* _DATA ROWS_:
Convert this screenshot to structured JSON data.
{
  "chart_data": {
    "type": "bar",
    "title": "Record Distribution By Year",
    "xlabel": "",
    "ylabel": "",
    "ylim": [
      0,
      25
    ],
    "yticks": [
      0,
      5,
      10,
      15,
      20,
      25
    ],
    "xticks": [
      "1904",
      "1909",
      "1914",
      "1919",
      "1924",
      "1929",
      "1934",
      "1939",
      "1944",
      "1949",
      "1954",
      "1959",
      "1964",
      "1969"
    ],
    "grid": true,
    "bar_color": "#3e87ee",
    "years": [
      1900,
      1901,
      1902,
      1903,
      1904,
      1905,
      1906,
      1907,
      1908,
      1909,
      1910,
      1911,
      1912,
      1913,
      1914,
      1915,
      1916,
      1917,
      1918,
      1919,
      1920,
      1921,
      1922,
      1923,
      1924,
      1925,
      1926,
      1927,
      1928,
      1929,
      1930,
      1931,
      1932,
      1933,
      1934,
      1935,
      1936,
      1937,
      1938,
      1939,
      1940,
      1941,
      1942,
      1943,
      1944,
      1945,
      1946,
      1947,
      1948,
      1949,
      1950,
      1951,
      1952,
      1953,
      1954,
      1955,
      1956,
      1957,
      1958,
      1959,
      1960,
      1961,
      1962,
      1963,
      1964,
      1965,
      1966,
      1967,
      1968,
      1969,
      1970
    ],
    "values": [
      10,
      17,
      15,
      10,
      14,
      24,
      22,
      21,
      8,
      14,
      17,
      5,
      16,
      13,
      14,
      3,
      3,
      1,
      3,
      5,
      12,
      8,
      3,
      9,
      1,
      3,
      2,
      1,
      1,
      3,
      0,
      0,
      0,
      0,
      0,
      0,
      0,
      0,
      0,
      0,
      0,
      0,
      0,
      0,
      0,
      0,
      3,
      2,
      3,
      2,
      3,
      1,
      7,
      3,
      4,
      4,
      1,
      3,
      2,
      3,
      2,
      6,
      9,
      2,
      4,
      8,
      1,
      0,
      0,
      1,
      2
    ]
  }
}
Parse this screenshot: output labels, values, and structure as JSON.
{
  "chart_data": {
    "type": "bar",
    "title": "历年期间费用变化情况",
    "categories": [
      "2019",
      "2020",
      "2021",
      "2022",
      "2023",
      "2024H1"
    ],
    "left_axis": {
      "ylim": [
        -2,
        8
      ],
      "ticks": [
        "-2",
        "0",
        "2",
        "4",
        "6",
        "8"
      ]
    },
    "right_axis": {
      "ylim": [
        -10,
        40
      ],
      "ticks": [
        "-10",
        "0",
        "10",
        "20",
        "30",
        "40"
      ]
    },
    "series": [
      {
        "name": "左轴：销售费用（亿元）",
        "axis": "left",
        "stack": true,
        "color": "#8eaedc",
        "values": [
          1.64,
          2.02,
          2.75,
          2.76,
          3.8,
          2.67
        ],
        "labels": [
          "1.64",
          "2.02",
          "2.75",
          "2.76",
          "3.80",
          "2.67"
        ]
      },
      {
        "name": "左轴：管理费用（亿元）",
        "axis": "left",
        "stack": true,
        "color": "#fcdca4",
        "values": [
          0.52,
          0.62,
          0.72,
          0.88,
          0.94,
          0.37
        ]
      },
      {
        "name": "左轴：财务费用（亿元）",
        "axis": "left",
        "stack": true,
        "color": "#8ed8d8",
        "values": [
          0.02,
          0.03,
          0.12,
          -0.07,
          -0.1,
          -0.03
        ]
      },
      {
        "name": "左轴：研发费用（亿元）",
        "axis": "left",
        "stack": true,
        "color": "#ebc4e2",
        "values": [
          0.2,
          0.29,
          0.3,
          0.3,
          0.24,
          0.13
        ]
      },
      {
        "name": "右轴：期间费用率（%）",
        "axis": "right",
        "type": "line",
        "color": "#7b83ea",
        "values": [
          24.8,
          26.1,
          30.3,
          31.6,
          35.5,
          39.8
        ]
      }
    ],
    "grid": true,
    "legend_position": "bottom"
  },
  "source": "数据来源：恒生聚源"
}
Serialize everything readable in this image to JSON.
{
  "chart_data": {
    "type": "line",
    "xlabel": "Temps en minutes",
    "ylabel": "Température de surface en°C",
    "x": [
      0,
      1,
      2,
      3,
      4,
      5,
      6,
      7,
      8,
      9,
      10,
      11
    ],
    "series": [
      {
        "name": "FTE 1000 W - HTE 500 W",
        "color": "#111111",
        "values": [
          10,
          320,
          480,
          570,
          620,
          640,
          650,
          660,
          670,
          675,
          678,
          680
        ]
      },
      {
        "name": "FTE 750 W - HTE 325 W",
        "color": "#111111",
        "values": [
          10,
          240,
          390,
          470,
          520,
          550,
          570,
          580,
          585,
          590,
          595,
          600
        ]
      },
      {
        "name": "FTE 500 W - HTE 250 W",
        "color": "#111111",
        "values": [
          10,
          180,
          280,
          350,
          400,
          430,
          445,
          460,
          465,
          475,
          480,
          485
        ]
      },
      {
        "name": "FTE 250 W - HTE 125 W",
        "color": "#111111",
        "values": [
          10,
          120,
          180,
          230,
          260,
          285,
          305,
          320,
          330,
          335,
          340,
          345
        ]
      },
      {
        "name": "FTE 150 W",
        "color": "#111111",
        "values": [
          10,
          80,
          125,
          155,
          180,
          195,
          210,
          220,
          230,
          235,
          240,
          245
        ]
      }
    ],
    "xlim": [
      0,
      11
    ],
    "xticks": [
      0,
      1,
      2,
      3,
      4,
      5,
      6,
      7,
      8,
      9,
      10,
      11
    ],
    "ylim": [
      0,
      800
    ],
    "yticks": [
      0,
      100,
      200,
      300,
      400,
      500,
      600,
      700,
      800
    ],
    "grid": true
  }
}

* _EXERCISE BRIEF_: Quote every line of the data, word for word.

* _RESPONSE FOR THIS EXERCISE_:
Convert this screenshot to structured JSON data.
{
  "chart_data": {
    "type": "bar",
    "title": "Record Distribution By Year",
    "xlabel": "",
    "ylabel": "",
    "ylim": [
      0,
      25
    ],
    "yticks": [
      0,
      5,
      10,
      15,
      20,
      25
    ],
    "xticks": [
      "1904",
      "1909",
      "1914",
      "1919",
      "1924",
      "1929",
      "1934",
      "1939",
      "1944",
      "1949",
      "1954",
      "1959",
      "1964",
      "1969"
    ],
    "grid": true,
    "bar_color": "#3e87ee",
    "years": [
      1900,
      1901,
      1902,
      1903,
      1904,
      1905,
      1906,
      1907,
      1908,
      1909,
      1910,
      1911,
      1912,
      1913,
      1914,
      1915,
      1916,
      1917,
      1918,
      1919,
      1920,
      1921,
      1922,
      1923,
      1924,
      1925,
      1926,
      1927,
      1928,
      1929,
      1930,
      1931,
      1932,
      1933,
      1934,
      1935,
      1936,
      1937,
      1938,
      1939,
      1940,
      1941,
      1942,
      1943,
      1944,
      1945,
      1946,
      1947,
      1948,
      1949,
      1950,
      1951,
      1952,
      1953,
      1954,
      1955,
      1956,
      1957,
      1958,
      1959,
      1960,
      1961,
      1962,
      1963,
      1964,
      1965,
      1966,
      1967,
      1968,
      1969,
      1970
    ],
    "values": [
      10,
      17,
      15,
      10,
      14,
      24,
      22,
      21,
      8,
      14,
      17,
      5,
      16,
      13,
      14,
      3,
      3,
      1,
      3,
      5,
      12,
      8,
      3,
      9,
      1,
      3,
      2,
      1,
      1,
      3,
      0,
      0,
      0,
      0,
      0,
      0,
      0,
      0,
      0,
      0,
      0,
      0,
      0,
      0,
      0,
      0,
      3,
      2,
      3,
      2,
      3,
      1,
      7,
      3,
      4,
      4,
      1,
      3,
      2,
      3,
      2,
      6,
      9,
      2,
      4,
      8,
      1,
      0,
      0,
      1,
      2
    ]
  }
}
Parse this screenshot: output labels, values, and structure as JSON.
{
  "chart_data": {
    "type": "bar",
    "title": "历年期间费用变化情况",
    "categories": [
      "2019",
      "2020",
      "2021",
      "2022",
      "2023",
      "2024H1"
    ],
    "left_axis": {
      "ylim": [
        -2,
        8
      ],
      "ticks": [
        "-2",
        "0",
        "2",
        "4",
        "6",
        "8"
      ]
    },
    "right_axis": {
      "ylim": [
        -10,
        40
      ],
      "ticks": [
        "-10",
        "0",
        "10",
        "20",
        "30",
        "40"
      ]
    },
    "series": [
      {
        "name": "左轴：销售费用（亿元）",
        "axis": "left",
        "stack": true,
        "color": "#8eaedc",
        "values": [
          1.64,
          2.02,
          2.75,
          2.76,
          3.8,
          2.67
        ],
        "labels": [
          "1.64",
          "2.02",
          "2.75",
          "2.76",
          "3.80",
          "2.67"
        ]
      },
      {
        "name": "左轴：管理费用（亿元）",
        "axis": "left",
        "stack": true,
        "color": "#fcdca4",
        "values": [
          0.52,
          0.62,
          0.72,
          0.88,
          0.94,
          0.37
        ]
      },
      {
        "name": "左轴：财务费用（亿元）",
        "axis": "left",
        "stack": true,
        "color": "#8ed8d8",
        "values": [
          0.02,
          0.03,
          0.12,
          -0.07,
          -0.1,
          -0.03
        ]
      },
      {
        "name": "左轴：研发费用（亿元）",
        "axis": "left",
        "stack": true,
        "color": "#ebc4e2",
        "values": [
          0.2,
          0.29,
          0.3,
          0.3,
          0.24,
          0.13
        ]
      },
      {
        "name": "右轴：期间费用率（%）",
        "axis": "right",
        "type": "line",
        "color": "#7b83ea",
        "values": [
          24.8,
          26.1,
          30.3,
          31.6,
          35.5,
          39.8
        ]
      }
    ],
    "grid": true,
    "legend_position": "bottom"
  },
  "source": "数据来源：恒生聚源"
}
Serialize everything readable in this image to JSON.
{
  "chart_data": {
    "type": "line",
    "xlabel": "Temps en minutes",
    "ylabel": "Température de surface en°C",
    "x": [
      0,
      1,
      2,
      3,
      4,
      5,
      6,
      7,
      8,
      9,
      10,
      11
    ],
    "series": [
      {
        "name": "FTE 1000 W - HTE 500 W",
        "color": "#111111",
        "values": [
          10,
          320,
          480,
          570,
          620,
          640,
          650,
          660,
          670,
          675,
          678,
          680
        ]
      },
      {
        "name": "FTE 750 W - HTE 325 W",
        "color": "#111111",
        "values": [
          10,
          240,
          390,
          470,
          520,
          550,
          570,
          580,
          585,
          590,
          595,
          600
        ]
      },
      {
        "name": "FTE 500 W - HTE 250 W",
        "color": "#111111",
        "values": [
          10,
          180,
          280,
          350,
          400,
          430,
          445,
          460,
          465,
          475,
          480,
          485
        ]
      },
      {
        "name": "FTE 250 W - HTE 125 W",
        "color": "#111111",
        "values": [
          10,
          120,
          180,
          230,
          260,
          285,
          305,
          320,
          330,
          335,
          340,
          345
        ]
      },
      {
        "name": "FTE 150 W",
        "color": "#111111",
        "values": [
          10,
          80,
          125,
          155,
          180,
          195,
          210,
          220,
          230,
          235,
          240,
          245
        ]
      }
    ],
    "xlim": [
      0,
      11
    ],
    "xticks": [
      0,
      1,
      2,
      3,
      4,
      5,
      6,
      7,
      8,
      9,
      10,
      11
    ],
    "ylim": [
      0,
      800
    ],
    "yticks": [
      0,
      100,
      200,
      300,
      400,
      500,
      600,
      700,
      800
    ],
    "grid": true
  }
}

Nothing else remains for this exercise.